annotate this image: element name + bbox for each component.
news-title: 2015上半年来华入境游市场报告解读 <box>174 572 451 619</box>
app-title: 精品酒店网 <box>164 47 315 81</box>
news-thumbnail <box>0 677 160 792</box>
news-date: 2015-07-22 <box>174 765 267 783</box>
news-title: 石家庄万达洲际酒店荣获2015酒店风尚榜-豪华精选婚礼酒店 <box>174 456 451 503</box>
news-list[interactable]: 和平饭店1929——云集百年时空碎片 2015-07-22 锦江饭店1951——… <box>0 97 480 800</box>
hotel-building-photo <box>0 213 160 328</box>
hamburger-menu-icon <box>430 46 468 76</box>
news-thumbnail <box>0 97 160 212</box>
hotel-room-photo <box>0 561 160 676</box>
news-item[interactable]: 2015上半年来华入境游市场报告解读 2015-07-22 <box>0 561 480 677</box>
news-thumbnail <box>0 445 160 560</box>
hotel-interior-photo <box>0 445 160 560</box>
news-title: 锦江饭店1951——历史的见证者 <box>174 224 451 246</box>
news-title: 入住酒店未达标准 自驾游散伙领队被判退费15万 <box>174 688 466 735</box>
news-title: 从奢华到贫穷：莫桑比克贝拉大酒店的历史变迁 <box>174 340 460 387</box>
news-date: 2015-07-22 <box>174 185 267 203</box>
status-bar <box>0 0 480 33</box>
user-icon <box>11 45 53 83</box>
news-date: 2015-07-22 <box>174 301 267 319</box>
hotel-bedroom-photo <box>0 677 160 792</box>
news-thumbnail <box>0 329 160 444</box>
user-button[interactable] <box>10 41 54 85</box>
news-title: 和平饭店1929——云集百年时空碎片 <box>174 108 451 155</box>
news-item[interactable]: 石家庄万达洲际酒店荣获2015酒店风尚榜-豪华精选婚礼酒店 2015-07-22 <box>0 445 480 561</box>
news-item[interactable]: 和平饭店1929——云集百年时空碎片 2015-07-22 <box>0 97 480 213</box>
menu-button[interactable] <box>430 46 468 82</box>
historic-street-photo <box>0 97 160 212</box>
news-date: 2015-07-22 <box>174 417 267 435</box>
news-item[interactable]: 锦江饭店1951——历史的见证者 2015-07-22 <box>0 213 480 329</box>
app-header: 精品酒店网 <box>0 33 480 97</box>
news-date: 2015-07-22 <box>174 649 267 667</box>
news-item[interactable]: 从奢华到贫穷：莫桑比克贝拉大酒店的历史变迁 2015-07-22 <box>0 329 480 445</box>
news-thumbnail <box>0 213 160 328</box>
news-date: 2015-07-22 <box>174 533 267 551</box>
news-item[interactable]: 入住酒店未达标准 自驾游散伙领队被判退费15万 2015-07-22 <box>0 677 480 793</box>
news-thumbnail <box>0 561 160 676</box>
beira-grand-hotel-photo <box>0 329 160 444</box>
════
#### Exercise requirements
Reproduce every row above verbatim, from first to last.

#### Full output
annotate this image: element name + bbox for each component.
news-title: 2015上半年来华入境游市场报告解读 <box>174 572 451 619</box>
app-title: 精品酒店网 <box>164 47 315 81</box>
news-thumbnail <box>0 677 160 792</box>
news-date: 2015-07-22 <box>174 765 267 783</box>
news-title: 石家庄万达洲际酒店荣获2015酒店风尚榜-豪华精选婚礼酒店 <box>174 456 451 503</box>
news-list[interactable]: 和平饭店1929——云集百年时空碎片 2015-07-22 锦江饭店1951——… <box>0 97 480 800</box>
hotel-building-photo <box>0 213 160 328</box>
hamburger-menu-icon <box>430 46 468 76</box>
news-thumbnail <box>0 97 160 212</box>
hotel-room-photo <box>0 561 160 676</box>
news-item[interactable]: 2015上半年来华入境游市场报告解读 2015-07-22 <box>0 561 480 677</box>
news-thumbnail <box>0 445 160 560</box>
hotel-interior-photo <box>0 445 160 560</box>
news-title: 锦江饭店1951——历史的见证者 <box>174 224 451 246</box>
news-title: 入住酒店未达标准 自驾游散伙领队被判退费15万 <box>174 688 466 735</box>
news-title: 从奢华到贫穷：莫桑比克贝拉大酒店的历史变迁 <box>174 340 460 387</box>
news-date: 2015-07-22 <box>174 185 267 203</box>
status-bar <box>0 0 480 33</box>
user-icon <box>11 45 53 83</box>
news-date: 2015-07-22 <box>174 301 267 319</box>
hotel-bedroom-photo <box>0 677 160 792</box>
news-thumbnail <box>0 329 160 444</box>
user-button[interactable] <box>10 41 54 85</box>
news-title: 和平饭店1929——云集百年时空碎片 <box>174 108 451 155</box>
news-item[interactable]: 石家庄万达洲际酒店荣获2015酒店风尚榜-豪华精选婚礼酒店 2015-07-22 <box>0 445 480 561</box>
news-item[interactable]: 和平饭店1929——云集百年时空碎片 2015-07-22 <box>0 97 480 213</box>
menu-button[interactable] <box>430 46 468 82</box>
historic-street-photo <box>0 97 160 212</box>
news-date: 2015-07-22 <box>174 417 267 435</box>
news-item[interactable]: 锦江饭店1951——历史的见证者 2015-07-22 <box>0 213 480 329</box>
app-header: 精品酒店网 <box>0 33 480 97</box>
news-date: 2015-07-22 <box>174 649 267 667</box>
news-item[interactable]: 从奢华到贫穷：莫桑比克贝拉大酒店的历史变迁 2015-07-22 <box>0 329 480 445</box>
news-thumbnail <box>0 213 160 328</box>
news-date: 2015-07-22 <box>174 533 267 551</box>
news-item[interactable]: 入住酒店未达标准 自驾游散伙领队被判退费15万 2015-07-22 <box>0 677 480 793</box>
news-thumbnail <box>0 561 160 676</box>
beira-grand-hotel-photo <box>0 329 160 444</box>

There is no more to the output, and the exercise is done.